**Given instruction**
Reproduce all of the data that follows, character for character.

BEGIN Supplied entries

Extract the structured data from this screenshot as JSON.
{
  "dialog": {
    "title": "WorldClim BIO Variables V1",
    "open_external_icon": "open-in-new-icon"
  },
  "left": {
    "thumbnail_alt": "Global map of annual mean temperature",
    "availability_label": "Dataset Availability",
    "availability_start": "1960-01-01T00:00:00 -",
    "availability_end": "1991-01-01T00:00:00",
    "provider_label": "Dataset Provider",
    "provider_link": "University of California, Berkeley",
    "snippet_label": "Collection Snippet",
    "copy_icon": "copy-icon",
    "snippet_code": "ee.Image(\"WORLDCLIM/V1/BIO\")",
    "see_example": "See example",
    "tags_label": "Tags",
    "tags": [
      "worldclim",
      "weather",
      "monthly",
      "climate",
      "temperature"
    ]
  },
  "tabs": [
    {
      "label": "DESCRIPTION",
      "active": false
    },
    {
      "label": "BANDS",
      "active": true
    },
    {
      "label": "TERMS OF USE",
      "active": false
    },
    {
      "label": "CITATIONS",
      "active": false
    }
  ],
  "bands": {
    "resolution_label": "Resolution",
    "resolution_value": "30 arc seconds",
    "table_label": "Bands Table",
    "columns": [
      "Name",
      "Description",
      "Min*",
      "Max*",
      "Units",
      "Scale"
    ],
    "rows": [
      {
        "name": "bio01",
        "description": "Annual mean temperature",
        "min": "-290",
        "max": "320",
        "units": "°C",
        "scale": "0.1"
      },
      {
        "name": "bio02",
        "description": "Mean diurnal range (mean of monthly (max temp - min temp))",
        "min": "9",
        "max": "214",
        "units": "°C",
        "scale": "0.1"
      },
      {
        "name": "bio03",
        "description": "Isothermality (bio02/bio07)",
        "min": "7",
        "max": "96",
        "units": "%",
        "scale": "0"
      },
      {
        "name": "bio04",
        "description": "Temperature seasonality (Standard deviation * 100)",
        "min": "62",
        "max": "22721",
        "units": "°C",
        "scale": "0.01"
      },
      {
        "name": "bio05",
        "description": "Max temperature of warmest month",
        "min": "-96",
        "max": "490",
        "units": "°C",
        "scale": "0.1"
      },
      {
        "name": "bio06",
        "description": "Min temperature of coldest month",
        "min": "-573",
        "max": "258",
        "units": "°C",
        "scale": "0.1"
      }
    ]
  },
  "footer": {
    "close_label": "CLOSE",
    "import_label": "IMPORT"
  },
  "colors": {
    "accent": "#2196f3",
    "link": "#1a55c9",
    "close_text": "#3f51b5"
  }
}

END Supplied entries

**Answer to this exercise**
Extract the structured data from this screenshot as JSON.
{
  "dialog": {
    "title": "WorldClim BIO Variables V1",
    "open_external_icon": "open-in-new-icon"
  },
  "left": {
    "thumbnail_alt": "Global map of annual mean temperature",
    "availability_label": "Dataset Availability",
    "availability_start": "1960-01-01T00:00:00 -",
    "availability_end": "1991-01-01T00:00:00",
    "provider_label": "Dataset Provider",
    "provider_link": "University of California, Berkeley",
    "snippet_label": "Collection Snippet",
    "copy_icon": "copy-icon",
    "snippet_code": "ee.Image(\"WORLDCLIM/V1/BIO\")",
    "see_example": "See example",
    "tags_label": "Tags",
    "tags": [
      "worldclim",
      "weather",
      "monthly",
      "climate",
      "temperature"
    ]
  },
  "tabs": [
    {
      "label": "DESCRIPTION",
      "active": false
    },
    {
      "label": "BANDS",
      "active": true
    },
    {
      "label": "TERMS OF USE",
      "active": false
    },
    {
      "label": "CITATIONS",
      "active": false
    }
  ],
  "bands": {
    "resolution_label": "Resolution",
    "resolution_value": "30 arc seconds",
    "table_label": "Bands Table",
    "columns": [
      "Name",
      "Description",
      "Min*",
      "Max*",
      "Units",
      "Scale"
    ],
    "rows": [
      {
        "name": "bio01",
        "description": "Annual mean temperature",
        "min": "-290",
        "max": "320",
        "units": "°C",
        "scale": "0.1"
      },
      {
        "name": "bio02",
        "description": "Mean diurnal range (mean of monthly (max temp - min temp))",
        "min": "9",
        "max": "214",
        "units": "°C",
        "scale": "0.1"
      },
      {
        "name": "bio03",
        "description": "Isothermality (bio02/bio07)",
        "min": "7",
        "max": "96",
        "units": "%",
        "scale": "0"
      },
      {
        "name": "bio04",
        "description": "Temperature seasonality (Standard deviation * 100)",
        "min": "62",
        "max": "22721",
        "units": "°C",
        "scale": "0.01"
      },
      {
        "name": "bio05",
        "description": "Max temperature of warmest month",
        "min": "-96",
        "max": "490",
        "units": "°C",
        "scale": "0.1"
      },
      {
        "name": "bio06",
        "description": "Min temperature of coldest month",
        "min": "-573",
        "max": "258",
        "units": "°C",
        "scale": "0.1"
      }
    ]
  },
  "footer": {
    "close_label": "CLOSE",
    "import_label": "IMPORT"
  },
  "colors": {
    "accent": "#2196f3",
    "link": "#1a55c9",
    "close_text": "#3f51b5"
  }
}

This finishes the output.